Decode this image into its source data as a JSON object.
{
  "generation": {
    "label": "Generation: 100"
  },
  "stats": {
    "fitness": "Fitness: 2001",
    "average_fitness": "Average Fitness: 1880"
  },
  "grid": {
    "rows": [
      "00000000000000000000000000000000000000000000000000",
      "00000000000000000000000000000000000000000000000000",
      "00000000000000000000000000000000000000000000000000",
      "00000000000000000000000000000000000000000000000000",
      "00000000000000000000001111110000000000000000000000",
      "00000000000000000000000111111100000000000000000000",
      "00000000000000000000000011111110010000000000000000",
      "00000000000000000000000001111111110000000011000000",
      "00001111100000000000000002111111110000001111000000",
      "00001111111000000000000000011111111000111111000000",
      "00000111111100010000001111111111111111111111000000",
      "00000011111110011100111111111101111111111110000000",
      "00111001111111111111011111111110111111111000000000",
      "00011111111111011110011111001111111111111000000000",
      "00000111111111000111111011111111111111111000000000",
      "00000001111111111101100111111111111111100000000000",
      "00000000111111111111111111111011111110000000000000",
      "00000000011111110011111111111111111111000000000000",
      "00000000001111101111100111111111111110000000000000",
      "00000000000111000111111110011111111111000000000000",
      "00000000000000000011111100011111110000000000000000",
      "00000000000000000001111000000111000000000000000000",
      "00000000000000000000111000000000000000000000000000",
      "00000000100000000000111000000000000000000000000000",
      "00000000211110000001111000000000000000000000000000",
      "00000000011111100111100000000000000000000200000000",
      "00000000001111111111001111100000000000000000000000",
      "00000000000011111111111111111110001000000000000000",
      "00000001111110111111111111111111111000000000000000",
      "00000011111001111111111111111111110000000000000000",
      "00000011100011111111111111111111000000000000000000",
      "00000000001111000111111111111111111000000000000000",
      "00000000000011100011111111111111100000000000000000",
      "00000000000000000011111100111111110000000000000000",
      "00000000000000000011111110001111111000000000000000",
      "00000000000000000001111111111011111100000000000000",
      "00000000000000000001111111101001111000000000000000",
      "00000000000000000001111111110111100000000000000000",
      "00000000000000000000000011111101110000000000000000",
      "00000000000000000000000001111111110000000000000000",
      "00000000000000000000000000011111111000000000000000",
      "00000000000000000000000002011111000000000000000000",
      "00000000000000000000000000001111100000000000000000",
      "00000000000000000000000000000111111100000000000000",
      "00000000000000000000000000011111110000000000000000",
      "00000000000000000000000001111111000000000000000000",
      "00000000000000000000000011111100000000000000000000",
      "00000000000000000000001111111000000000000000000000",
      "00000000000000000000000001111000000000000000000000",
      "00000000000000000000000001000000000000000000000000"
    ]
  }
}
###
> PROBLEM TO WORK ON
Output an exact copy of each record.

> SOLVED PROBLEM
Decode this image into its source data as a JSON object.
{
  "generation": {
    "label": "Generation: 100"
  },
  "stats": {
    "fitness": "Fitness: 2001",
    "average_fitness": "Average Fitness: 1880"
  },
  "grid": {
    "rows": [
      "00000000000000000000000000000000000000000000000000",
      "00000000000000000000000000000000000000000000000000",
      "00000000000000000000000000000000000000000000000000",
      "00000000000000000000000000000000000000000000000000",
      "00000000000000000000001111110000000000000000000000",
      "00000000000000000000000111111100000000000000000000",
      "00000000000000000000000011111110010000000000000000",
      "00000000000000000000000001111111110000000011000000",
      "00001111100000000000000002111111110000001111000000",
      "00001111111000000000000000011111111000111111000000",
      "00000111111100010000001111111111111111111111000000",
      "00000011111110011100111111111101111111111110000000",
      "00111001111111111111011111111110111111111000000000",
      "00011111111111011110011111001111111111111000000000",
      "00000111111111000111111011111111111111111000000000",
      "00000001111111111101100111111111111111100000000000",
      "00000000111111111111111111111011111110000000000000",
      "00000000011111110011111111111111111111000000000000",
      "00000000001111101111100111111111111110000000000000",
      "00000000000111000111111110011111111111000000000000",
      "00000000000000000011111100011111110000000000000000",
      "00000000000000000001111000000111000000000000000000",
      "00000000000000000000111000000000000000000000000000",
      "00000000100000000000111000000000000000000000000000",
      "00000000211110000001111000000000000000000000000000",
      "00000000011111100111100000000000000000000200000000",
      "00000000001111111111001111100000000000000000000000",
      "00000000000011111111111111111110001000000000000000",
      "00000001111110111111111111111111111000000000000000",
      "00000011111001111111111111111111110000000000000000",
      "00000011100011111111111111111111000000000000000000",
      "00000000001111000111111111111111111000000000000000",
      "00000000000011100011111111111111100000000000000000",
      "00000000000000000011111100111111110000000000000000",
      "00000000000000000011111110001111111000000000000000",
      "00000000000000000001111111111011111100000000000000",
      "00000000000000000001111111101001111000000000000000",
      "00000000000000000001111111110111100000000000000000",
      "00000000000000000000000011111101110000000000000000",
      "00000000000000000000000001111111110000000000000000",
      "00000000000000000000000000011111111000000000000000",
      "00000000000000000000000002011111000000000000000000",
      "00000000000000000000000000001111100000000000000000",
      "00000000000000000000000000000111111100000000000000",
      "00000000000000000000000000011111110000000000000000",
      "00000000000000000000000001111111000000000000000000",
      "00000000000000000000000011111100000000000000000000",
      "00000000000000000000001111111000000000000000000000",
      "00000000000000000000000001111000000000000000000000",
      "00000000000000000000000001000000000000000000000000"
    ]
  }
}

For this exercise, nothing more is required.